Goal of the exercise: Return the records word for word. Any pictures in them are not part of the copy.
===== Task inputs =====
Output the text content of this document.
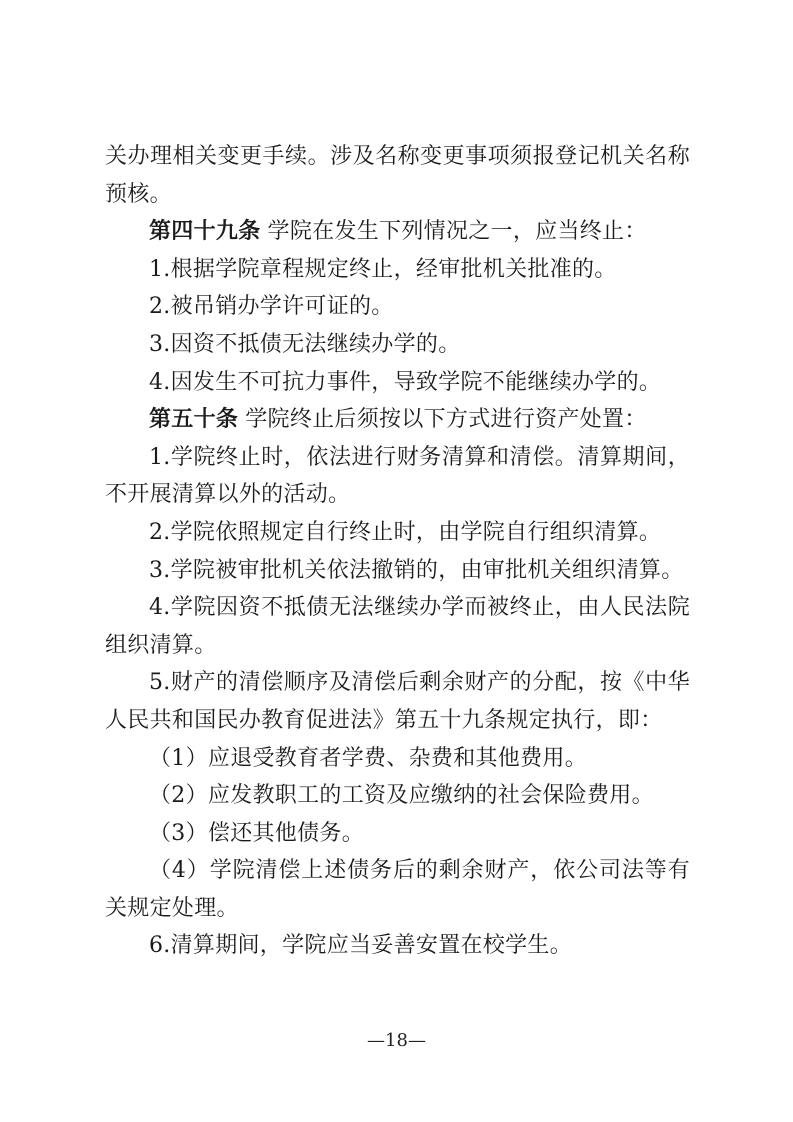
关办理相关变更手续。涉及名称变更事项须报登记机关名称预核。

第四十九条 学院在发生下列情况之一，应当终止：

1.根据学院章程规定终止，经审批机关批准的。

2.被吊销办学许可证的。

3.因资不抵债无法继续办学的。

4.因发生不可抗力事件，导致学院不能继续办学的。

第五十条 学院终止后须按以下方式进行资产处置：

1.学院终止时，依法进行财务清算和清偿。清算期间，不开展清算以外的活动。

2.学院依照规定自行终止时，由学院自行组织清算。

3.学院被审批机关依法撤销的，由审批机关组织清算。

4.学院因资不抵债无法继续办学而被终止，由人民法院组织清算。

5.财产的清偿顺序及清偿后剩余财产的分配，按《中华人民共和国民办教育促进法》第五十九条规定执行，即：

（1）应退受教育者学费、杂费和其他费用。

（2）应发教职工的工资及应缴纳的社会保险费用。

（3）偿还其他债务。

（4）学院清偿上述债务后的剩余财产，依公司法等有关规定处理。

6.清算期间，学院应当妥善安置在校学生。

—18—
=====
Response:
Output the text content of this document.
关办理相关变更手续。涉及名称变更事项须报登记机关名称预核。

第四十九条 学院在发生下列情况之一，应当终止：

1.根据学院章程规定终止，经审批机关批准的。

2.被吊销办学许可证的。

3.因资不抵债无法继续办学的。

4.因发生不可抗力事件，导致学院不能继续办学的。

第五十条 学院终止后须按以下方式进行资产处置：

1.学院终止时，依法进行财务清算和清偿。清算期间，不开展清算以外的活动。

2.学院依照规定自行终止时，由学院自行组织清算。

3.学院被审批机关依法撤销的，由审批机关组织清算。

4.学院因资不抵债无法继续办学而被终止，由人民法院组织清算。

5.财产的清偿顺序及清偿后剩余财产的分配，按《中华人民共和国民办教育促进法》第五十九条规定执行，即：

（1）应退受教育者学费、杂费和其他费用。

（2）应发教职工的工资及应缴纳的社会保险费用。

（3）偿还其他债务。

（4）学院清偿上述债务后的剩余财产，依公司法等有关规定处理。

6.清算期间，学院应当妥善安置在校学生。

—18—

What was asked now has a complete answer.